— Written instruction —
Every record should be written out exactly, please.
┌──
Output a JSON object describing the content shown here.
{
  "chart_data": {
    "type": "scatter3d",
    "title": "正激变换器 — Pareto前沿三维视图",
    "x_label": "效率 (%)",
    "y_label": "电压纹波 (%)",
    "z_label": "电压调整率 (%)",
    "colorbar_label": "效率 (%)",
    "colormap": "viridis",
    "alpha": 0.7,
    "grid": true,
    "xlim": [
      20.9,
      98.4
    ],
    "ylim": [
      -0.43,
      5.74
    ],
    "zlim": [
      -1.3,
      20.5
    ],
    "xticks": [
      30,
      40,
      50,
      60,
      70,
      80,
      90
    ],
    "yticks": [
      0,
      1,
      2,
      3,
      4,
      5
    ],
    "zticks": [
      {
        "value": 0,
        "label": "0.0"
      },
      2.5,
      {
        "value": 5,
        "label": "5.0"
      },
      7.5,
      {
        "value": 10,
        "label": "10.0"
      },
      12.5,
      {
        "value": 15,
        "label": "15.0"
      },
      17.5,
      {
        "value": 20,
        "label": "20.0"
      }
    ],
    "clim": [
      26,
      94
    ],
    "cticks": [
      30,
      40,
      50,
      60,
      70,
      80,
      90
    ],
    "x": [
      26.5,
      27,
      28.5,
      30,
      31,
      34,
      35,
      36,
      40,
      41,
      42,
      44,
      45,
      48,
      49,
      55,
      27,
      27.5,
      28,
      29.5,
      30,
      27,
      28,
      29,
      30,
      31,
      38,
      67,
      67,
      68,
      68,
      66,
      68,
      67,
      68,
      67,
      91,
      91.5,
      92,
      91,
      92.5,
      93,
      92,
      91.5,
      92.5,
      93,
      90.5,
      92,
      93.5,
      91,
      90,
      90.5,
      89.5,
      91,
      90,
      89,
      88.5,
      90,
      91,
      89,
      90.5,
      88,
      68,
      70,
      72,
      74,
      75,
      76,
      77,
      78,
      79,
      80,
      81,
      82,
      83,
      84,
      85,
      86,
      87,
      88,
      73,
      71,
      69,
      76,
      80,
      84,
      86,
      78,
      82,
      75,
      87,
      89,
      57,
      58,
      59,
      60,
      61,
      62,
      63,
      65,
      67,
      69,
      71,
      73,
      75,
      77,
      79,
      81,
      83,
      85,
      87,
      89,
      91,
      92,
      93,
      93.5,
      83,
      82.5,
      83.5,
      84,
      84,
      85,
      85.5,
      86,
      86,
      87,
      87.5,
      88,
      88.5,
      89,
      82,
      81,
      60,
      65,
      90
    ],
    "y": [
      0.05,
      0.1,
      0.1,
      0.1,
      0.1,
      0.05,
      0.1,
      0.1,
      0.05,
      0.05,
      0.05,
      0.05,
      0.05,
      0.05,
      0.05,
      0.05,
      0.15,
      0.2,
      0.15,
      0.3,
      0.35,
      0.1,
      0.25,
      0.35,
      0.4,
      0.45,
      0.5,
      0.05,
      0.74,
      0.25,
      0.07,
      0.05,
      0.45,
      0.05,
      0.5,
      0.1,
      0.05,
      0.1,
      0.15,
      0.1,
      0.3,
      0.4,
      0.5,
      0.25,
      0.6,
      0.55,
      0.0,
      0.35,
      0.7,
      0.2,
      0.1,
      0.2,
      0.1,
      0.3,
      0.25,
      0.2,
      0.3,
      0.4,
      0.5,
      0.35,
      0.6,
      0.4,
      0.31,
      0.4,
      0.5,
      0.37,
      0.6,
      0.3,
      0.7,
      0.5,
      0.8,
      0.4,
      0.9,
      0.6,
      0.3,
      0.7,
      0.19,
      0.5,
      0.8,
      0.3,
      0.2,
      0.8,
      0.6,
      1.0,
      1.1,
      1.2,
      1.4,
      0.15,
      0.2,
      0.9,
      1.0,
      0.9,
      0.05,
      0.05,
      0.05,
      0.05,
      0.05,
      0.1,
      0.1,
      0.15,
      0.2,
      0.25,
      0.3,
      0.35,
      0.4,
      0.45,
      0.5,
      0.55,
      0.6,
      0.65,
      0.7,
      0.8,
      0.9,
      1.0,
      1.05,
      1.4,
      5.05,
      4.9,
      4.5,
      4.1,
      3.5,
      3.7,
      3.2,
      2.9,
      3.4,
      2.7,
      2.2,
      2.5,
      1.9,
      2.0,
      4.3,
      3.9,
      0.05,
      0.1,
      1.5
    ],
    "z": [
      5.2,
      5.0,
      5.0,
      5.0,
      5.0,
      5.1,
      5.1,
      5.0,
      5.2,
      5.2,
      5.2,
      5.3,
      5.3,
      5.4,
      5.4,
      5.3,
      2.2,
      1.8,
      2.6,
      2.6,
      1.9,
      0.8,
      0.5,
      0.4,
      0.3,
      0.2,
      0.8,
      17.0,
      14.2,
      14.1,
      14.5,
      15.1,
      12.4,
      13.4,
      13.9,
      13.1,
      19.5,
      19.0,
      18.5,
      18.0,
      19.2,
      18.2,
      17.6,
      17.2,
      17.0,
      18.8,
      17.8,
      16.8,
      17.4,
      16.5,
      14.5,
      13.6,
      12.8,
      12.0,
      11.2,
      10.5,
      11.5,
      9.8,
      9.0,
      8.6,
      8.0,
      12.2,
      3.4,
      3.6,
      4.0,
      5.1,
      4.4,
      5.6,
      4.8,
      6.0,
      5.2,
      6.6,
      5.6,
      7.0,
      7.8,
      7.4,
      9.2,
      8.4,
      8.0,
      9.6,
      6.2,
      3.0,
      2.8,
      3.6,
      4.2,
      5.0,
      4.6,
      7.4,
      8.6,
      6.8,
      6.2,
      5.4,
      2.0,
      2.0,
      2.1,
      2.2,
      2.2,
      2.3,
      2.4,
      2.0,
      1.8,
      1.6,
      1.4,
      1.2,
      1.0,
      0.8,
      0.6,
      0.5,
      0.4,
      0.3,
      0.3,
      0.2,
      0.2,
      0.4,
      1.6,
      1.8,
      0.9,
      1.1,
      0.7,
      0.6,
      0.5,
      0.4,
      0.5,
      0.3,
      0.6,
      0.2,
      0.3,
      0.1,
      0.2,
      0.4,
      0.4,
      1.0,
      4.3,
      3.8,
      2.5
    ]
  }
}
└──
— Result for this exercise —
Output a JSON object describing the content shown here.
{
  "chart_data": {
    "type": "scatter3d",
    "title": "正激变换器 — Pareto前沿三维视图",
    "x_label": "效率 (%)",
    "y_label": "电压纹波 (%)",
    "z_label": "电压调整率 (%)",
    "colorbar_label": "效率 (%)",
    "colormap": "viridis",
    "alpha": 0.7,
    "grid": true,
    "xlim": [
      20.9,
      98.4
    ],
    "ylim": [
      -0.43,
      5.74
    ],
    "zlim": [
      -1.3,
      20.5
    ],
    "xticks": [
      30,
      40,
      50,
      60,
      70,
      80,
      90
    ],
    "yticks": [
      0,
      1,
      2,
      3,
      4,
      5
    ],
    "zticks": [
      {
        "value": 0,
        "label": "0.0"
      },
      2.5,
      {
        "value": 5,
        "label": "5.0"
      },
      7.5,
      {
        "value": 10,
        "label": "10.0"
      },
      12.5,
      {
        "value": 15,
        "label": "15.0"
      },
      17.5,
      {
        "value": 20,
        "label": "20.0"
      }
    ],
    "clim": [
      26,
      94
    ],
    "cticks": [
      30,
      40,
      50,
      60,
      70,
      80,
      90
    ],
    "x": [
      26.5,
      27,
      28.5,
      30,
      31,
      34,
      35,
      36,
      40,
      41,
      42,
      44,
      45,
      48,
      49,
      55,
      27,
      27.5,
      28,
      29.5,
      30,
      27,
      28,
      29,
      30,
      31,
      38,
      67,
      67,
      68,
      68,
      66,
      68,
      67,
      68,
      67,
      91,
      91.5,
      92,
      91,
      92.5,
      93,
      92,
      91.5,
      92.5,
      93,
      90.5,
      92,
      93.5,
      91,
      90,
      90.5,
      89.5,
      91,
      90,
      89,
      88.5,
      90,
      91,
      89,
      90.5,
      88,
      68,
      70,
      72,
      74,
      75,
      76,
      77,
      78,
      79,
      80,
      81,
      82,
      83,
      84,
      85,
      86,
      87,
      88,
      73,
      71,
      69,
      76,
      80,
      84,
      86,
      78,
      82,
      75,
      87,
      89,
      57,
      58,
      59,
      60,
      61,
      62,
      63,
      65,
      67,
      69,
      71,
      73,
      75,
      77,
      79,
      81,
      83,
      85,
      87,
      89,
      91,
      92,
      93,
      93.5,
      83,
      82.5,
      83.5,
      84,
      84,
      85,
      85.5,
      86,
      86,
      87,
      87.5,
      88,
      88.5,
      89,
      82,
      81,
      60,
      65,
      90
    ],
    "y": [
      0.05,
      0.1,
      0.1,
      0.1,
      0.1,
      0.05,
      0.1,
      0.1,
      0.05,
      0.05,
      0.05,
      0.05,
      0.05,
      0.05,
      0.05,
      0.05,
      0.15,
      0.2,
      0.15,
      0.3,
      0.35,
      0.1,
      0.25,
      0.35,
      0.4,
      0.45,
      0.5,
      0.05,
      0.74,
      0.25,
      0.07,
      0.05,
      0.45,
      0.05,
      0.5,
      0.1,
      0.05,
      0.1,
      0.15,
      0.1,
      0.3,
      0.4,
      0.5,
      0.25,
      0.6,
      0.55,
      0.0,
      0.35,
      0.7,
      0.2,
      0.1,
      0.2,
      0.1,
      0.3,
      0.25,
      0.2,
      0.3,
      0.4,
      0.5,
      0.35,
      0.6,
      0.4,
      0.31,
      0.4,
      0.5,
      0.37,
      0.6,
      0.3,
      0.7,
      0.5,
      0.8,
      0.4,
      0.9,
      0.6,
      0.3,
      0.7,
      0.19,
      0.5,
      0.8,
      0.3,
      0.2,
      0.8,
      0.6,
      1.0,
      1.1,
      1.2,
      1.4,
      0.15,
      0.2,
      0.9,
      1.0,
      0.9,
      0.05,
      0.05,
      0.05,
      0.05,
      0.05,
      0.1,
      0.1,
      0.15,
      0.2,
      0.25,
      0.3,
      0.35,
      0.4,
      0.45,
      0.5,
      0.55,
      0.6,
      0.65,
      0.7,
      0.8,
      0.9,
      1.0,
      1.05,
      1.4,
      5.05,
      4.9,
      4.5,
      4.1,
      3.5,
      3.7,
      3.2,
      2.9,
      3.4,
      2.7,
      2.2,
      2.5,
      1.9,
      2.0,
      4.3,
      3.9,
      0.05,
      0.1,
      1.5
    ],
    "z": [
      5.2,
      5.0,
      5.0,
      5.0,
      5.0,
      5.1,
      5.1,
      5.0,
      5.2,
      5.2,
      5.2,
      5.3,
      5.3,
      5.4,
      5.4,
      5.3,
      2.2,
      1.8,
      2.6,
      2.6,
      1.9,
      0.8,
      0.5,
      0.4,
      0.3,
      0.2,
      0.8,
      17.0,
      14.2,
      14.1,
      14.5,
      15.1,
      12.4,
      13.4,
      13.9,
      13.1,
      19.5,
      19.0,
      18.5,
      18.0,
      19.2,
      18.2,
      17.6,
      17.2,
      17.0,
      18.8,
      17.8,
      16.8,
      17.4,
      16.5,
      14.5,
      13.6,
      12.8,
      12.0,
      11.2,
      10.5,
      11.5,
      9.8,
      9.0,
      8.6,
      8.0,
      12.2,
      3.4,
      3.6,
      4.0,
      5.1,
      4.4,
      5.6,
      4.8,
      6.0,
      5.2,
      6.6,
      5.6,
      7.0,
      7.8,
      7.4,
      9.2,
      8.4,
      8.0,
      9.6,
      6.2,
      3.0,
      2.8,
      3.6,
      4.2,
      5.0,
      4.6,
      7.4,
      8.6,
      6.8,
      6.2,
      5.4,
      2.0,
      2.0,
      2.1,
      2.2,
      2.2,
      2.3,
      2.4,
      2.0,
      1.8,
      1.6,
      1.4,
      1.2,
      1.0,
      0.8,
      0.6,
      0.5,
      0.4,
      0.3,
      0.3,
      0.2,
      0.2,
      0.4,
      1.6,
      1.8,
      0.9,
      1.1,
      0.7,
      0.6,
      0.5,
      0.4,
      0.5,
      0.3,
      0.6,
      0.2,
      0.3,
      0.1,
      0.2,
      0.4,
      0.4,
      1.0,
      4.3,
      3.8,
      2.5
    ]
  }
}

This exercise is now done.